- [PROVIDED MATERIAL]:

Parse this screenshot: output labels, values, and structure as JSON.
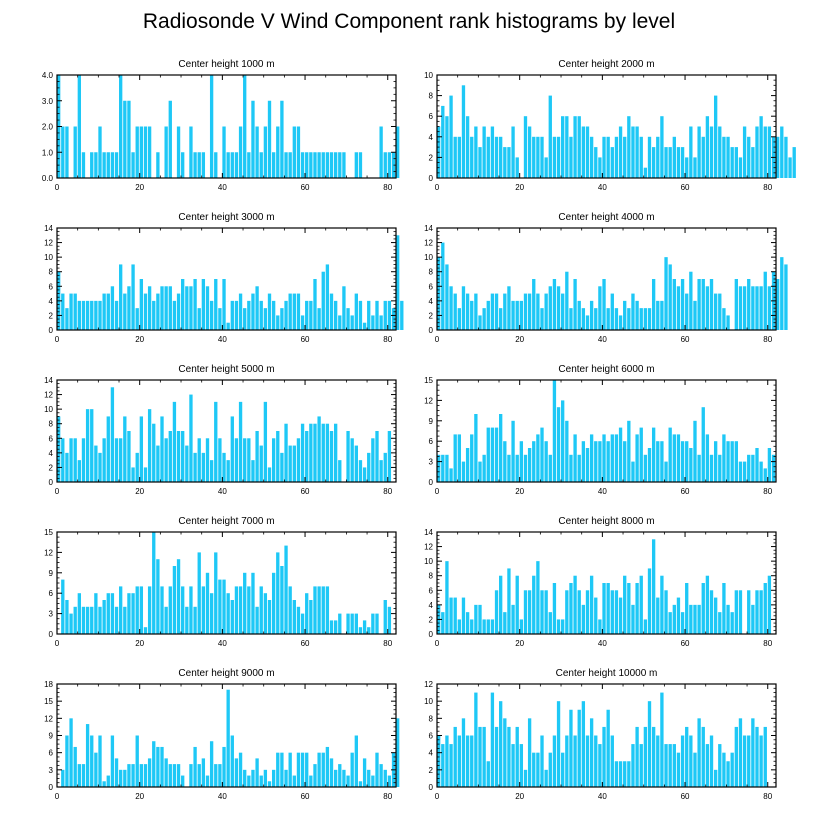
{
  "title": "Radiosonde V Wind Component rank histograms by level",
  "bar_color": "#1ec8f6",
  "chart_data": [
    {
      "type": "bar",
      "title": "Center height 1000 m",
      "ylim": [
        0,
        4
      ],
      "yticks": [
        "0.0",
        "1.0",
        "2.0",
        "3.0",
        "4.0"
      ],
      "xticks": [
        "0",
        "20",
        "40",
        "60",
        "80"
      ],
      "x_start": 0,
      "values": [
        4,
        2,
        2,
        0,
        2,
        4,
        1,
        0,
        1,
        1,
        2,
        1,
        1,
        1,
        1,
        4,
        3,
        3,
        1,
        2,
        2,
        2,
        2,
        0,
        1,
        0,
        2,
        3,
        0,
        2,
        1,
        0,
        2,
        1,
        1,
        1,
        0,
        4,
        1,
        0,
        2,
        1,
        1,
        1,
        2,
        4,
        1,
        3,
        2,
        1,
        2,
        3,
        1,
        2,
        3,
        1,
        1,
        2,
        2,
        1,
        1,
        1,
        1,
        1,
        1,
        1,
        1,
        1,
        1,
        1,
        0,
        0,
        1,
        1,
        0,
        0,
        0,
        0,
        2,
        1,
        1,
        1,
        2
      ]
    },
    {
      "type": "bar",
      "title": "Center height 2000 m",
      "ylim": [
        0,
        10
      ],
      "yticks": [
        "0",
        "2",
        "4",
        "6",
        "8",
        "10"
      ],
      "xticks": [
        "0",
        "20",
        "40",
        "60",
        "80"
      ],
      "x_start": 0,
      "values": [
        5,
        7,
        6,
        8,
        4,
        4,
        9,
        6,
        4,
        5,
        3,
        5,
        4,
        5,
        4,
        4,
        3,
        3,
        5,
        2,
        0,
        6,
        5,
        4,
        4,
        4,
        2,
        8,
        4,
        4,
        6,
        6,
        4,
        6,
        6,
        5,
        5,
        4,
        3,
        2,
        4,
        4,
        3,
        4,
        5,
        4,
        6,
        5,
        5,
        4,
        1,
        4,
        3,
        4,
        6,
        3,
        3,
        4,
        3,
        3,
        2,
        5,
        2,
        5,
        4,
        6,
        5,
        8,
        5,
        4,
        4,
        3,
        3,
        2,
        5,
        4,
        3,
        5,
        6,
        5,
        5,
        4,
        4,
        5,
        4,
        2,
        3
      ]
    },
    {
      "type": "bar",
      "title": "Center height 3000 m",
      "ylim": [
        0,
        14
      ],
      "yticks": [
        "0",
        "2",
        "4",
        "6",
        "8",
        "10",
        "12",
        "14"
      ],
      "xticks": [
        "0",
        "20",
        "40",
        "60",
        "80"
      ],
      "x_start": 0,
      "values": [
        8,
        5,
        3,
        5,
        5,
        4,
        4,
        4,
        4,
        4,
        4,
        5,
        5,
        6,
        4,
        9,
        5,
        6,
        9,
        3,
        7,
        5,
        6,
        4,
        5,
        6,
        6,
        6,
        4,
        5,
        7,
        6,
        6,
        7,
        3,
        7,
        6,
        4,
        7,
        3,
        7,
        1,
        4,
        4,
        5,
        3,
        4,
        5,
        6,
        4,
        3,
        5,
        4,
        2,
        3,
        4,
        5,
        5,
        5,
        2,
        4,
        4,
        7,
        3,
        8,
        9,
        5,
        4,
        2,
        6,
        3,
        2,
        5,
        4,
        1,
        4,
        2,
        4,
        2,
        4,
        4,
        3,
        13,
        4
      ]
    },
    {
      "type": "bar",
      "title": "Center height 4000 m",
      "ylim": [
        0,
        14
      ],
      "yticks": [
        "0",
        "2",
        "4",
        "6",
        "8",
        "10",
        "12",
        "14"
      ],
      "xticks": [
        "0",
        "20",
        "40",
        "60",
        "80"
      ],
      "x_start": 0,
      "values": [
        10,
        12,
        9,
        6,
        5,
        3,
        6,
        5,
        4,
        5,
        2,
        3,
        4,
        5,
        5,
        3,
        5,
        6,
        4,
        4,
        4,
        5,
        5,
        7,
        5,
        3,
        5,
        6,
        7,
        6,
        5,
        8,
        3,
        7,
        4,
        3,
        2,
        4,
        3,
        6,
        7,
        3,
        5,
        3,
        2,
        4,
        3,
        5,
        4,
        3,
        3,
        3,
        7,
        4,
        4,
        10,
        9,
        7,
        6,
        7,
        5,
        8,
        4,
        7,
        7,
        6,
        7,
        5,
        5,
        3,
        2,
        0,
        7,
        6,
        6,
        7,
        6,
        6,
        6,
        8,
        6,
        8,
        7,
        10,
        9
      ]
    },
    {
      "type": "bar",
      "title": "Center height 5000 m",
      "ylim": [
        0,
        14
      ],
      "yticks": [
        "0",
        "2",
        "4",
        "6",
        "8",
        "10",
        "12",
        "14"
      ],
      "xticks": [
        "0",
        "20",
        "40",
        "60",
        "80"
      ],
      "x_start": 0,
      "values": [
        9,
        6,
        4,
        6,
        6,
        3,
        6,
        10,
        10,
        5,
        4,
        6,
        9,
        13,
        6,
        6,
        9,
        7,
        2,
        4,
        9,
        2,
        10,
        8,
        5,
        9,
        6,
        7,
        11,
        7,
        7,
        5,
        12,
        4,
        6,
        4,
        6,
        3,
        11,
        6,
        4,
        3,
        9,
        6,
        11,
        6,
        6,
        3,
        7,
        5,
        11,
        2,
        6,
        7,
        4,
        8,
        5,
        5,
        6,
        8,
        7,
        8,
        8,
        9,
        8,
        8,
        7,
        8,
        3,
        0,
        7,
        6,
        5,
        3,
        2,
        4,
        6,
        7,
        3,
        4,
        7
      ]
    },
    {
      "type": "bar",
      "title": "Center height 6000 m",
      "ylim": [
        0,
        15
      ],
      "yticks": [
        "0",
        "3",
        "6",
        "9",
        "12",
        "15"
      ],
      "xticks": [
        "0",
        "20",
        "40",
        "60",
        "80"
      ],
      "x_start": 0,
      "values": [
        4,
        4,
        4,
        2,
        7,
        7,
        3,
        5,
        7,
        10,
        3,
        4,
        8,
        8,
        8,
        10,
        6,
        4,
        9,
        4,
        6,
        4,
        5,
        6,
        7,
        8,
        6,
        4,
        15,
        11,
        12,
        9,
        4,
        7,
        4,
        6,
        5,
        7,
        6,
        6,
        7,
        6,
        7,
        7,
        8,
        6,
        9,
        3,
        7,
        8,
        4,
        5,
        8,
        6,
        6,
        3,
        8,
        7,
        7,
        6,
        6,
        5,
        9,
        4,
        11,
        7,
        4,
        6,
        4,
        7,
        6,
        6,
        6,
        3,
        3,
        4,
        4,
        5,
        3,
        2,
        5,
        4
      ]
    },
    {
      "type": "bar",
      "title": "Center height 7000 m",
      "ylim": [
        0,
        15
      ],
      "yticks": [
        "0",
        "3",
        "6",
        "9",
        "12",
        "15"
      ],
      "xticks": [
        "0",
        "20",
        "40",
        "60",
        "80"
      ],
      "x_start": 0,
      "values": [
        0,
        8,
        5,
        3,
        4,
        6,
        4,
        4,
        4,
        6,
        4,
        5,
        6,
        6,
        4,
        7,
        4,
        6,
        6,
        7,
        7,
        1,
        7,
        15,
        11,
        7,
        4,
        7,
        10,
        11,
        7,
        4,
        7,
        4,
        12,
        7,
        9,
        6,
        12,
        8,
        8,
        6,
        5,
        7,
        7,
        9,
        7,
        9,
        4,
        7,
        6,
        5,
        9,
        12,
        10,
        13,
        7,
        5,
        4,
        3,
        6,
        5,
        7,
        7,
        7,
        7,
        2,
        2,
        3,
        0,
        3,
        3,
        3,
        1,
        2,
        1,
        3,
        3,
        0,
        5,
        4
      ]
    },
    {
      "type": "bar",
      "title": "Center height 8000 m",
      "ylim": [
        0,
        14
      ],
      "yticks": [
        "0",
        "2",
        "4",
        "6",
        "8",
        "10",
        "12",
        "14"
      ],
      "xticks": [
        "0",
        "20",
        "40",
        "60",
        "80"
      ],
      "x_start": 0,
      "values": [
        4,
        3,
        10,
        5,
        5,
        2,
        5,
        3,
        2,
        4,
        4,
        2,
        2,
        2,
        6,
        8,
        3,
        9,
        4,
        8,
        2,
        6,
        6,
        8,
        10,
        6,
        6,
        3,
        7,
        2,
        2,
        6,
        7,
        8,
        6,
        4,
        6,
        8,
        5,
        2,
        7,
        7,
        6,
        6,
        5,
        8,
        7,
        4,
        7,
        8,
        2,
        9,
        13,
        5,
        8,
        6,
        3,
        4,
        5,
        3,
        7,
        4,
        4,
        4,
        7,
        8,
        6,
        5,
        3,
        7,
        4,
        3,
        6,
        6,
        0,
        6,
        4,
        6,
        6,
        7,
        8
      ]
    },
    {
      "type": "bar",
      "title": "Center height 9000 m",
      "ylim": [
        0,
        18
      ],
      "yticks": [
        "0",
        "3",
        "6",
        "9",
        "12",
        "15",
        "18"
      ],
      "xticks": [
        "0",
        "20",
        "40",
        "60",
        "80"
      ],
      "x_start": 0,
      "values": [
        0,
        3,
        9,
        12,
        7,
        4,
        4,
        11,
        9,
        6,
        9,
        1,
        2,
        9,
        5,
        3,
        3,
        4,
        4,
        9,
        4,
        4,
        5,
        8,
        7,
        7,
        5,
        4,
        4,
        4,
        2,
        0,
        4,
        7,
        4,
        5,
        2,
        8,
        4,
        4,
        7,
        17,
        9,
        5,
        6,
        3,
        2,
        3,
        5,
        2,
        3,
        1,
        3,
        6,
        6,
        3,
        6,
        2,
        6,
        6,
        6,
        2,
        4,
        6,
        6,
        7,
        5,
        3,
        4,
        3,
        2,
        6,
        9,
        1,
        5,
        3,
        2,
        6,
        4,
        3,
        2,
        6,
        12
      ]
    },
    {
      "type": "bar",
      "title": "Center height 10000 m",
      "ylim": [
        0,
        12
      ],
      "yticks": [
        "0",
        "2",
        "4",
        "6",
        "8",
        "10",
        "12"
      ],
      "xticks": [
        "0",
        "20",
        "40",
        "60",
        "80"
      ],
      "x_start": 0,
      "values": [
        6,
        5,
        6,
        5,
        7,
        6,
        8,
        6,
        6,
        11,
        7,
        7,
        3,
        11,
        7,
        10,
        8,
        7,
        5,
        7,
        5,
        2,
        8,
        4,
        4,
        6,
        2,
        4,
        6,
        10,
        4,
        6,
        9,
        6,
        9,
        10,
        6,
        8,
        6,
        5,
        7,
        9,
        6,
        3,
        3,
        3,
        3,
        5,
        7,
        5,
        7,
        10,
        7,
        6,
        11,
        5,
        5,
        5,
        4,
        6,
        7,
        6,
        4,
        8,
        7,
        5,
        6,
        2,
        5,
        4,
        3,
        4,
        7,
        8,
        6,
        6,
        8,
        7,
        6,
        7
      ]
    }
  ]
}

- [WHAT IS EXPECTED]: Among the entries above, identify all lines with "Center" and copy them.

- [TASK OUTPUT]:
      "title": "Center height 1000 m",
      "title": "Center height 2000 m",
      "title": "Center height 3000 m",
      "title": "Center height 4000 m",
      "title": "Center height 5000 m",
      "title": "Center height 6000 m",
      "title": "Center height 7000 m",
      "title": "Center height 8000 m",
      "title": "Center height 9000 m",
      "title": "Center height 10000 m",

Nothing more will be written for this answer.